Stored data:
————————

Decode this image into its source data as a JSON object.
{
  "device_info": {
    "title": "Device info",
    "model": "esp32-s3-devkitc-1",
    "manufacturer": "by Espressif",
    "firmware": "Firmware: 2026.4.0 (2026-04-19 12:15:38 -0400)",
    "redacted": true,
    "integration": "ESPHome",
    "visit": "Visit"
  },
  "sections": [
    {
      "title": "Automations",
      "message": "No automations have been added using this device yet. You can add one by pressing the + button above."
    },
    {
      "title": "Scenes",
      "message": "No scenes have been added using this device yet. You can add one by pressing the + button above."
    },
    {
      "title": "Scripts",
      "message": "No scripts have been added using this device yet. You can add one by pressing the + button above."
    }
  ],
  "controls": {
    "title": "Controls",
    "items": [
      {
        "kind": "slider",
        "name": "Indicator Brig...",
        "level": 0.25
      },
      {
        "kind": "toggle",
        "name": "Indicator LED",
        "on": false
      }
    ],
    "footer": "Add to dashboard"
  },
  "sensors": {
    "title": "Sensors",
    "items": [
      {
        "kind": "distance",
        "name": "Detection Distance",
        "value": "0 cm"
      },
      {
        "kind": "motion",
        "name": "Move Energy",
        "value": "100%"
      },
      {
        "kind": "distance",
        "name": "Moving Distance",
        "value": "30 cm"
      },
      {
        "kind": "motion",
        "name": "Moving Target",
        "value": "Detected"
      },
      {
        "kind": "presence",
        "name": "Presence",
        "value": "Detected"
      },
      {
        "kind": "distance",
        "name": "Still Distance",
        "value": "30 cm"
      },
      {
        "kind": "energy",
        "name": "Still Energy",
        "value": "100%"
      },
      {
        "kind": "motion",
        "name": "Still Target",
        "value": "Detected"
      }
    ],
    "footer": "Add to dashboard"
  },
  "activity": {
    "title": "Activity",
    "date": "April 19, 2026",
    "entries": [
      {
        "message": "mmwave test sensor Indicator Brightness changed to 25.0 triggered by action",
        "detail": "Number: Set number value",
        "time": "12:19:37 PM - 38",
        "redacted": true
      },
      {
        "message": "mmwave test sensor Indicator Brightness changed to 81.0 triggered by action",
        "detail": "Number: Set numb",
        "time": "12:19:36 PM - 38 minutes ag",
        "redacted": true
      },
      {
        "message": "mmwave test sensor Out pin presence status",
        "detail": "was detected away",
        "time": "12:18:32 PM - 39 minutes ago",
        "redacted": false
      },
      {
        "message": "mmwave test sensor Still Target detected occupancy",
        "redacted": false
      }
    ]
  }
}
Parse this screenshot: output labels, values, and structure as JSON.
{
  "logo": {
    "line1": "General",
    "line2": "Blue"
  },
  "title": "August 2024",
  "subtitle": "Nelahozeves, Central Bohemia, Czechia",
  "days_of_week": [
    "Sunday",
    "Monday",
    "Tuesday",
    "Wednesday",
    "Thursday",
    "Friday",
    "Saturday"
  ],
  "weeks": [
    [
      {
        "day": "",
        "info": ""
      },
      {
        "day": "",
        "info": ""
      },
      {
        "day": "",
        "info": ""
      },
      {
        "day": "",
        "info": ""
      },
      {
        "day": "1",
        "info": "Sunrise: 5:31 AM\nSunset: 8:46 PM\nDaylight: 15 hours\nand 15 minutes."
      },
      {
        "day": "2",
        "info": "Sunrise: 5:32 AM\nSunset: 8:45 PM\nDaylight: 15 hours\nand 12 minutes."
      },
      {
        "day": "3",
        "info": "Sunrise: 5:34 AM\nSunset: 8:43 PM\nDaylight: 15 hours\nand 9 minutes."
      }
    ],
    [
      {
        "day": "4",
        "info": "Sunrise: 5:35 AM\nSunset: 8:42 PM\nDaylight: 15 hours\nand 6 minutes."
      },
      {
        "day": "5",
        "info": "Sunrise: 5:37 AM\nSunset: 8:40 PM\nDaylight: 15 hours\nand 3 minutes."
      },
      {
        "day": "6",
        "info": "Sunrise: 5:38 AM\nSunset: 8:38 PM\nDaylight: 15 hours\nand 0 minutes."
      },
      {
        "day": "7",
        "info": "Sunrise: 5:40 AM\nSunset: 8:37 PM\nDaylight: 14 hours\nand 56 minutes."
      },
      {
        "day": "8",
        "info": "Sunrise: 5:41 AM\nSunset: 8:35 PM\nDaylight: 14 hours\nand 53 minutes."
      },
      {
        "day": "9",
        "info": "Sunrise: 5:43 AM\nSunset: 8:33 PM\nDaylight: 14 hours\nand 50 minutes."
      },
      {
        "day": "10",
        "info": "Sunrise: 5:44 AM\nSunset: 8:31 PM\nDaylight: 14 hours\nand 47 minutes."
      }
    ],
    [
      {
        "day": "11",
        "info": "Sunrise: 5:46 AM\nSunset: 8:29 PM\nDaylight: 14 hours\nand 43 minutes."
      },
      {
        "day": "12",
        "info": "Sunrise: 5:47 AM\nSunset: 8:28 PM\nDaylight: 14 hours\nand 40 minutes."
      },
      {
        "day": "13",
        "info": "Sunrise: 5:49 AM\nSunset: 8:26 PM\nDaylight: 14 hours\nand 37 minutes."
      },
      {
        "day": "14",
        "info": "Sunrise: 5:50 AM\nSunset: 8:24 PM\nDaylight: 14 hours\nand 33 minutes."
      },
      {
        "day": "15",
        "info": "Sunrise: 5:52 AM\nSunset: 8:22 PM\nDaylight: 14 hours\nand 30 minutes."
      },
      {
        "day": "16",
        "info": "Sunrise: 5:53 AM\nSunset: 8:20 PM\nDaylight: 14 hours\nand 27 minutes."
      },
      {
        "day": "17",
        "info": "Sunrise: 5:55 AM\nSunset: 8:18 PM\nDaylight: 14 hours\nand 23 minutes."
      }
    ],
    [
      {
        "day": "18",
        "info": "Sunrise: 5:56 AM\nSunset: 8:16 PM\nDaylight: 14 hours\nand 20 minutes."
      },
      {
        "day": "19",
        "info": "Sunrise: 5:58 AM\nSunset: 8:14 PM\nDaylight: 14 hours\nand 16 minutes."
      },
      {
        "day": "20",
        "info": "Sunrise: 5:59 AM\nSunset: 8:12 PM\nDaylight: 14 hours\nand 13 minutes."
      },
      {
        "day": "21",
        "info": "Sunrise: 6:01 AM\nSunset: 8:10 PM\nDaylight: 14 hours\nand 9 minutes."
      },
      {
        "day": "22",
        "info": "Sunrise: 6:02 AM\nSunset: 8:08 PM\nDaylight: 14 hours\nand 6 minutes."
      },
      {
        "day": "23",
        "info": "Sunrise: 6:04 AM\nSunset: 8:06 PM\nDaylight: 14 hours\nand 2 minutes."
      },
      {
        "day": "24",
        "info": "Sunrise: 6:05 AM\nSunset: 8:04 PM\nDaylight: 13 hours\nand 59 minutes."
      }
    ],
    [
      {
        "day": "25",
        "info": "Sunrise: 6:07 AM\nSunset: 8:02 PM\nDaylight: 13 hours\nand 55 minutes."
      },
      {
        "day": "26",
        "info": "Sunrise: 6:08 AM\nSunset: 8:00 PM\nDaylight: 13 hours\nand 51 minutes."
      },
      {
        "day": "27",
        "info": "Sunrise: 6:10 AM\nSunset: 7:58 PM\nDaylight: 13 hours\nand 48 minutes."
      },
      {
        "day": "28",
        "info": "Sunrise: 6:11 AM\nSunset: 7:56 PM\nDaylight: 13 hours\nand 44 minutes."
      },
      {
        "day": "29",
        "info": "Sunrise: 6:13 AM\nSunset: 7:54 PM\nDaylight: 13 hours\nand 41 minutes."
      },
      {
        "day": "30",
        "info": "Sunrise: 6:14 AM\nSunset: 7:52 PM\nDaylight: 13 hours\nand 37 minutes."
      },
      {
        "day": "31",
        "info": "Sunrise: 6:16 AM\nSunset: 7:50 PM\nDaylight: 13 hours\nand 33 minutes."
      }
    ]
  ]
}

————————

#### Written request
Copy down every line of the material above that includes the string "pressing".

#### Task answer
      "message": "No automations have been added using this device yet. You can add one by pressing the + button above."
      "message": "No scenes have been added using this device yet. You can add one by pressing the + button above."
      "message": "No scripts have been added using this device yet. You can add one by pressing the + button above."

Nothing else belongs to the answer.